◆ WORK REQUIRED: Only the pictures are omitted; repeat all other data exactly.

◆ TASK DATA:
_____

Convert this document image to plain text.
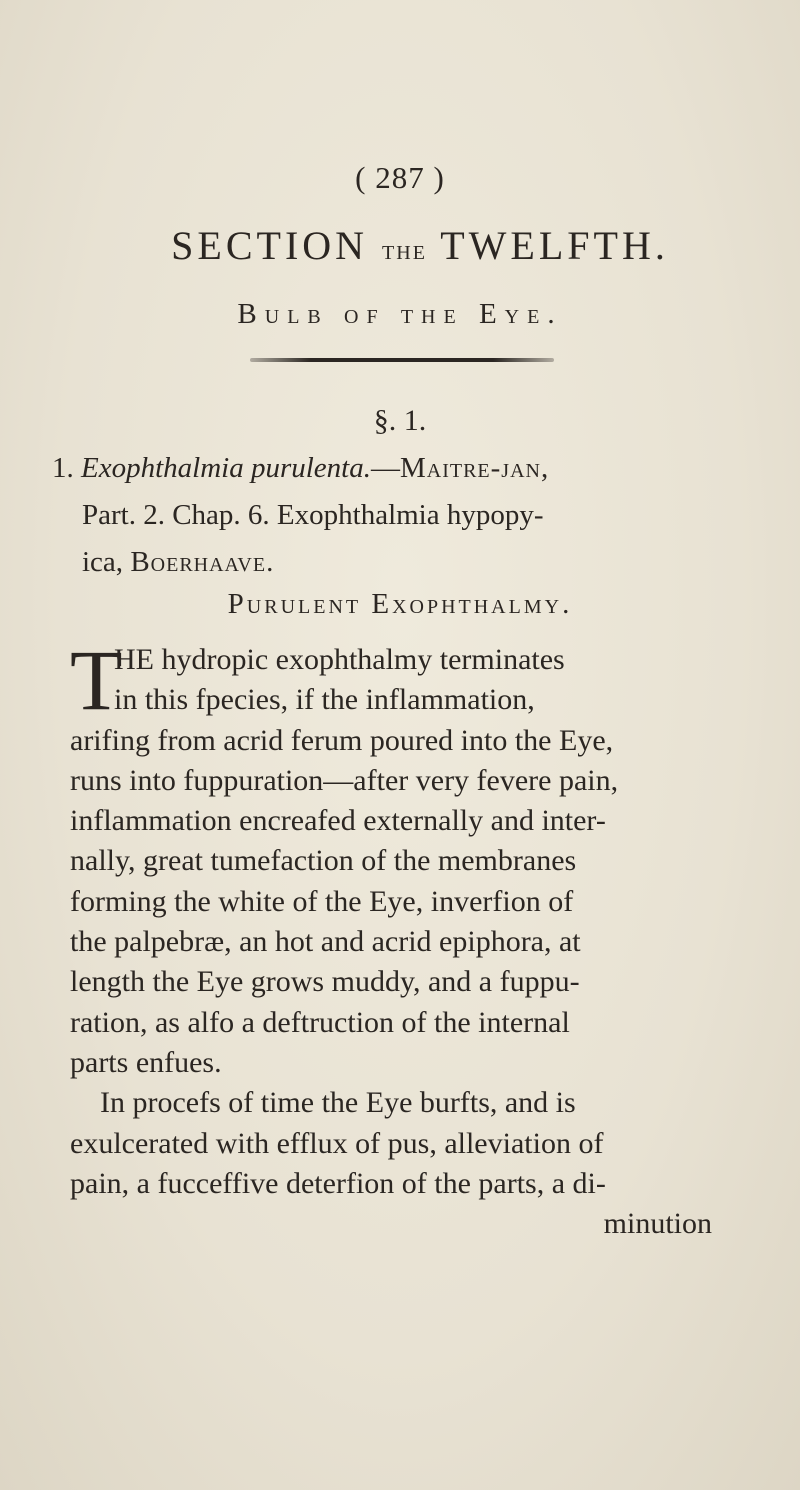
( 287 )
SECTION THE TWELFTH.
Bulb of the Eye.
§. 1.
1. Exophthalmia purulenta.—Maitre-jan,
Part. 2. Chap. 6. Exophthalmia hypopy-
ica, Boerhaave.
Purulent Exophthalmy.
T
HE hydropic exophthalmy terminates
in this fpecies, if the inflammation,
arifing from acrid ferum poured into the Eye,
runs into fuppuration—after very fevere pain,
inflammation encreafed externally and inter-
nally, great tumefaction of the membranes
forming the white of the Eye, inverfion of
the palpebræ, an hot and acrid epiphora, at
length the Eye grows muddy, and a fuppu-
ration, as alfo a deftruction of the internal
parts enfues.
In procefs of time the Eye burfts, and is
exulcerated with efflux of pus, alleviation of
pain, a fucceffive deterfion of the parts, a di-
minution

_____

◆ SOLUTION TO THIS TASK:
Convert this document image to plain text.
( 287 )
SECTION THE TWELFTH.
Bulb of the Eye.
§. 1.
1. Exophthalmia purulenta.—Maitre-jan,
Part. 2. Chap. 6. Exophthalmia hypopy-
ica, Boerhaave.
Purulent Exophthalmy.
T
HE hydropic exophthalmy terminates
in this fpecies, if the inflammation,
arifing from acrid ferum poured into the Eye,
runs into fuppuration—after very fevere pain,
inflammation encreafed externally and inter-
nally, great tumefaction of the membranes
forming the white of the Eye, inverfion of
the palpebræ, an hot and acrid epiphora, at
length the Eye grows muddy, and a fuppu-
ration, as alfo a deftruction of the internal
parts enfues.
In procefs of time the Eye burfts, and is
exulcerated with efflux of pus, alleviation of
pain, a fucceffive deterfion of the parts, a di-
minution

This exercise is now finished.